#### Data supplied
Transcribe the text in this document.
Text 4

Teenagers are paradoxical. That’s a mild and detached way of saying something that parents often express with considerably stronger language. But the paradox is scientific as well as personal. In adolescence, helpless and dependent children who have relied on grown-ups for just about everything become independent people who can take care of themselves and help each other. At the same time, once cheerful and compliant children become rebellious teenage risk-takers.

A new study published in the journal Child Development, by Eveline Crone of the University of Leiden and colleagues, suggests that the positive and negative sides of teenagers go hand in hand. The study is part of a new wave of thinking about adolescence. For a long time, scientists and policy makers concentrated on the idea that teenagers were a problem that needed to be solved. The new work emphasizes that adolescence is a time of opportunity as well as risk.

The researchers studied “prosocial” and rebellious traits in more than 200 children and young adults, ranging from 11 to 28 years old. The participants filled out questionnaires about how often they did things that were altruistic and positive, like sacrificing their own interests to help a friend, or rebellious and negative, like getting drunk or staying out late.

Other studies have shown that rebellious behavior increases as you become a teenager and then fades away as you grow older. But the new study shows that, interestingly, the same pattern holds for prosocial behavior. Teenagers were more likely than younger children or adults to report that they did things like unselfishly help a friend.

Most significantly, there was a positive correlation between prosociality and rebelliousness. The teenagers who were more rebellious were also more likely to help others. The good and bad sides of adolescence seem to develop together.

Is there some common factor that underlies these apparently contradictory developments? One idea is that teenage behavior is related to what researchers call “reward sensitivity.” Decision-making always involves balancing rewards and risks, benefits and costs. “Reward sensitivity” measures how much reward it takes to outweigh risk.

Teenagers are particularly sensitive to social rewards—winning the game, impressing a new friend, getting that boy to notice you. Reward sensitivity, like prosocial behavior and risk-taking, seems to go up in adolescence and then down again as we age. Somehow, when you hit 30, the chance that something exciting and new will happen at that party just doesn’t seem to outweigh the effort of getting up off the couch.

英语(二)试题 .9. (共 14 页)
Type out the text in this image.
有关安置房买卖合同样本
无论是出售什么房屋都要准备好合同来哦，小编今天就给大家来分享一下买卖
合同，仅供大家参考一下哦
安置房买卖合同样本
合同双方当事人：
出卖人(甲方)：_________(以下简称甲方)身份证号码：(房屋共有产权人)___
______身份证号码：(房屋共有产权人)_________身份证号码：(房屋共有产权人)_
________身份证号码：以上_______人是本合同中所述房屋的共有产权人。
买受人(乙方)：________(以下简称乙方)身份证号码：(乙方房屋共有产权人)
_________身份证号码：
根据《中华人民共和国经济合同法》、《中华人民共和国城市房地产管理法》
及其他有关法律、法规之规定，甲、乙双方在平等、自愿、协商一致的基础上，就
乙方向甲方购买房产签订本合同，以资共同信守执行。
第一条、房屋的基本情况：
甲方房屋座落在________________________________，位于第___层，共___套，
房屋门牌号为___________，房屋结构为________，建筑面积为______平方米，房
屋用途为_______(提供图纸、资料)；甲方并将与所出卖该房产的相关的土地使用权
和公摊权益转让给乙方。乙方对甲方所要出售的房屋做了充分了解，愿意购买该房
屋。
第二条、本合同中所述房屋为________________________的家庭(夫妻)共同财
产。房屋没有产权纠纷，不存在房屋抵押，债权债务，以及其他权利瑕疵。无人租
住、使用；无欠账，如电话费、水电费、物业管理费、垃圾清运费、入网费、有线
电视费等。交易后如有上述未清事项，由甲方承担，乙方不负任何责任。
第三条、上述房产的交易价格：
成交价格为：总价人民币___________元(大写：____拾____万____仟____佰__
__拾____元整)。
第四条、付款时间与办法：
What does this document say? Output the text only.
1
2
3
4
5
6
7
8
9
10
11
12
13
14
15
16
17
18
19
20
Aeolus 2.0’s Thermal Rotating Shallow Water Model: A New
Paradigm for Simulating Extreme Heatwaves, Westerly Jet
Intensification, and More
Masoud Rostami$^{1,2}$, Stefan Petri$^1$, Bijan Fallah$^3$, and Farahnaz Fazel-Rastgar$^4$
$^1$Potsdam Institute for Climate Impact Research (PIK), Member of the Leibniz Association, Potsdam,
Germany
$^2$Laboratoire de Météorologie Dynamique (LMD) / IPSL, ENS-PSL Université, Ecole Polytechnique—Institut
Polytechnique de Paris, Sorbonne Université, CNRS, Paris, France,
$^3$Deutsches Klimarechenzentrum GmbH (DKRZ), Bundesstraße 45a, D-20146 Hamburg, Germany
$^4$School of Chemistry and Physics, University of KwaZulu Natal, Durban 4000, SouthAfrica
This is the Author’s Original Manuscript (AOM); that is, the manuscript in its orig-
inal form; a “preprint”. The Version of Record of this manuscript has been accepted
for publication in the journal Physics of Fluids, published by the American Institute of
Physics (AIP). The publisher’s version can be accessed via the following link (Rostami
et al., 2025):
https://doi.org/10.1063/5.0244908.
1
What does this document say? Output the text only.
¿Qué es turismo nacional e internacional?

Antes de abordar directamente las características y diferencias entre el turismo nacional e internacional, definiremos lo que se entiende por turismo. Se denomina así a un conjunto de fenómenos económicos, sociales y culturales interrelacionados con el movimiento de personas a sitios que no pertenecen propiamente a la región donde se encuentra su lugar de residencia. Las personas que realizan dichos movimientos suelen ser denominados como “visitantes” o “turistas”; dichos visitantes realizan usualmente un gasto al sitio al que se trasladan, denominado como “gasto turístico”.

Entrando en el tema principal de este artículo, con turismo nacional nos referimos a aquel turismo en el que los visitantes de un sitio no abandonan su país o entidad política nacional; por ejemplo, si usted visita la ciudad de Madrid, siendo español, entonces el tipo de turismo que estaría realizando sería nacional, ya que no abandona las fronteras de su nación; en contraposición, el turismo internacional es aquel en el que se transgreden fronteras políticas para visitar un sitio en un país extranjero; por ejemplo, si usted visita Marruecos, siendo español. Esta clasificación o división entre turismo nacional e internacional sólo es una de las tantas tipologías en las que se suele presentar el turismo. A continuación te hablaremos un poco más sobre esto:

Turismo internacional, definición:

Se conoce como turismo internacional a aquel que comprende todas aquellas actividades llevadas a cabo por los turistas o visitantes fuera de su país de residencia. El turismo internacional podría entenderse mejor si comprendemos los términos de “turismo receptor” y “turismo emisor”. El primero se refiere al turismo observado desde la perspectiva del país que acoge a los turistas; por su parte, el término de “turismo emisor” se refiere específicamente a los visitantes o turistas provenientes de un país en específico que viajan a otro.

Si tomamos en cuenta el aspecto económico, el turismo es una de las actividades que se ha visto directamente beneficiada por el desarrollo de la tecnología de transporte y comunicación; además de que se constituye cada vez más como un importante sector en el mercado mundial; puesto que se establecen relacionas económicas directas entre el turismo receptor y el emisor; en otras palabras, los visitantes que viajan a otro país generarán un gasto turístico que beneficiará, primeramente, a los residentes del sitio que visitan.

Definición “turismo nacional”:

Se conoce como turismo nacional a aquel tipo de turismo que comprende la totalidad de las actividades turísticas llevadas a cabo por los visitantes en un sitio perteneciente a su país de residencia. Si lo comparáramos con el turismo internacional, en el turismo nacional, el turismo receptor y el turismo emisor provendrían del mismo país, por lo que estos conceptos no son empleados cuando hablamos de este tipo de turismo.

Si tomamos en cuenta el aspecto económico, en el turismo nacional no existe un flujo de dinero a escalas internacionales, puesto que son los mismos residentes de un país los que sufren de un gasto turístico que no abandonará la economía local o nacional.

#### Task statement
Copy the data above exactly. Every line must be included.

#### Solution for this exercise
Transcribe the text in this document.
Text 4

Teenagers are paradoxical. That’s a mild and detached way of saying something that parents often express with considerably stronger language. But the paradox is scientific as well as personal. In adolescence, helpless and dependent children who have relied on grown-ups for just about everything become independent people who can take care of themselves and help each other. At the same time, once cheerful and compliant children become rebellious teenage risk-takers.

A new study published in the journal Child Development, by Eveline Crone of the University of Leiden and colleagues, suggests that the positive and negative sides of teenagers go hand in hand. The study is part of a new wave of thinking about adolescence. For a long time, scientists and policy makers concentrated on the idea that teenagers were a problem that needed to be solved. The new work emphasizes that adolescence is a time of opportunity as well as risk.

The researchers studied “prosocial” and rebellious traits in more than 200 children and young adults, ranging from 11 to 28 years old. The participants filled out questionnaires about how often they did things that were altruistic and positive, like sacrificing their own interests to help a friend, or rebellious and negative, like getting drunk or staying out late.

Other studies have shown that rebellious behavior increases as you become a teenager and then fades away as you grow older. But the new study shows that, interestingly, the same pattern holds for prosocial behavior. Teenagers were more likely than younger children or adults to report that they did things like unselfishly help a friend.

Most significantly, there was a positive correlation between prosociality and rebelliousness. The teenagers who were more rebellious were also more likely to help others. The good and bad sides of adolescence seem to develop together.

Is there some common factor that underlies these apparently contradictory developments? One idea is that teenage behavior is related to what researchers call “reward sensitivity.” Decision-making always involves balancing rewards and risks, benefits and costs. “Reward sensitivity” measures how much reward it takes to outweigh risk.

Teenagers are particularly sensitive to social rewards—winning the game, impressing a new friend, getting that boy to notice you. Reward sensitivity, like prosocial behavior and risk-taking, seems to go up in adolescence and then down again as we age. Somehow, when you hit 30, the chance that something exciting and new will happen at that party just doesn’t seem to outweigh the effort of getting up off the couch.

英语(二)试题 .9. (共 14 页)
Type out the text in this image.
有关安置房买卖合同样本
无论是出售什么房屋都要准备好合同来哦，小编今天就给大家来分享一下买卖
合同，仅供大家参考一下哦
安置房买卖合同样本
合同双方当事人：
出卖人(甲方)：_________(以下简称甲方)身份证号码：(房屋共有产权人)___
______身份证号码：(房屋共有产权人)_________身份证号码：(房屋共有产权人)_
________身份证号码：以上_______人是本合同中所述房屋的共有产权人。
买受人(乙方)：________(以下简称乙方)身份证号码：(乙方房屋共有产权人)
_________身份证号码：
根据《中华人民共和国经济合同法》、《中华人民共和国城市房地产管理法》
及其他有关法律、法规之规定，甲、乙双方在平等、自愿、协商一致的基础上，就
乙方向甲方购买房产签订本合同，以资共同信守执行。
第一条、房屋的基本情况：
甲方房屋座落在________________________________，位于第___层，共___套，
房屋门牌号为___________，房屋结构为________，建筑面积为______平方米，房
屋用途为_______(提供图纸、资料)；甲方并将与所出卖该房产的相关的土地使用权
和公摊权益转让给乙方。乙方对甲方所要出售的房屋做了充分了解，愿意购买该房
屋。
第二条、本合同中所述房屋为________________________的家庭(夫妻)共同财
产。房屋没有产权纠纷，不存在房屋抵押，债权债务，以及其他权利瑕疵。无人租
住、使用；无欠账，如电话费、水电费、物业管理费、垃圾清运费、入网费、有线
电视费等。交易后如有上述未清事项，由甲方承担，乙方不负任何责任。
第三条、上述房产的交易价格：
成交价格为：总价人民币___________元(大写：____拾____万____仟____佰__
__拾____元整)。
第四条、付款时间与办法：
What does this document say? Output the text only.
1
2
3
4
5
6
7
8
9
10
11
12
13
14
15
16
17
18
19
20
Aeolus 2.0’s Thermal Rotating Shallow Water Model: A New
Paradigm for Simulating Extreme Heatwaves, Westerly Jet
Intensification, and More
Masoud Rostami$^{1,2}$, Stefan Petri$^1$, Bijan Fallah$^3$, and Farahnaz Fazel-Rastgar$^4$
$^1$Potsdam Institute for Climate Impact Research (PIK), Member of the Leibniz Association, Potsdam,
Germany
$^2$Laboratoire de Météorologie Dynamique (LMD) / IPSL, ENS-PSL Université, Ecole Polytechnique—Institut
Polytechnique de Paris, Sorbonne Université, CNRS, Paris, France,
$^3$Deutsches Klimarechenzentrum GmbH (DKRZ), Bundesstraße 45a, D-20146 Hamburg, Germany
$^4$School of Chemistry and Physics, University of KwaZulu Natal, Durban 4000, SouthAfrica
This is the Author’s Original Manuscript (AOM); that is, the manuscript in its orig-
inal form; a “preprint”. The Version of Record of this manuscript has been accepted
for publication in the journal Physics of Fluids, published by the American Institute of
Physics (AIP). The publisher’s version can be accessed via the following link (Rostami
et al., 2025):
https://doi.org/10.1063/5.0244908.
1
What does this document say? Output the text only.
¿Qué es turismo nacional e internacional?

Antes de abordar directamente las características y diferencias entre el turismo nacional e internacional, definiremos lo que se entiende por turismo. Se denomina así a un conjunto de fenómenos económicos, sociales y culturales interrelacionados con el movimiento de personas a sitios que no pertenecen propiamente a la región donde se encuentra su lugar de residencia. Las personas que realizan dichos movimientos suelen ser denominados como “visitantes” o “turistas”; dichos visitantes realizan usualmente un gasto al sitio al que se trasladan, denominado como “gasto turístico”.

Entrando en el tema principal de este artículo, con turismo nacional nos referimos a aquel turismo en el que los visitantes de un sitio no abandonan su país o entidad política nacional; por ejemplo, si usted visita la ciudad de Madrid, siendo español, entonces el tipo de turismo que estaría realizando sería nacional, ya que no abandona las fronteras de su nación; en contraposición, el turismo internacional es aquel en el que se transgreden fronteras políticas para visitar un sitio en un país extranjero; por ejemplo, si usted visita Marruecos, siendo español. Esta clasificación o división entre turismo nacional e internacional sólo es una de las tantas tipologías en las que se suele presentar el turismo. A continuación te hablaremos un poco más sobre esto:

Turismo internacional, definición:

Se conoce como turismo internacional a aquel que comprende todas aquellas actividades llevadas a cabo por los turistas o visitantes fuera de su país de residencia. El turismo internacional podría entenderse mejor si comprendemos los términos de “turismo receptor” y “turismo emisor”. El primero se refiere al turismo observado desde la perspectiva del país que acoge a los turistas; por su parte, el término de “turismo emisor” se refiere específicamente a los visitantes o turistas provenientes de un país en específico que viajan a otro.

Si tomamos en cuenta el aspecto económico, el turismo es una de las actividades que se ha visto directamente beneficiada por el desarrollo de la tecnología de transporte y comunicación; además de que se constituye cada vez más como un importante sector en el mercado mundial; puesto que se establecen relacionas económicas directas entre el turismo receptor y el emisor; en otras palabras, los visitantes que viajan a otro país generarán un gasto turístico que beneficiará, primeramente, a los residentes del sitio que visitan.

Definición “turismo nacional”:

Se conoce como turismo nacional a aquel tipo de turismo que comprende la totalidad de las actividades turísticas llevadas a cabo por los visitantes en un sitio perteneciente a su país de residencia. Si lo comparáramos con el turismo internacional, en el turismo nacional, el turismo receptor y el turismo emisor provendrían del mismo país, por lo que estos conceptos no son empleados cuando hablamos de este tipo de turismo.

Si tomamos en cuenta el aspecto económico, en el turismo nacional no existe un flujo de dinero a escalas internacionales, puesto que son los mismos residentes de un país los que sufren de un gasto turístico que no abandonará la economía local o nacional.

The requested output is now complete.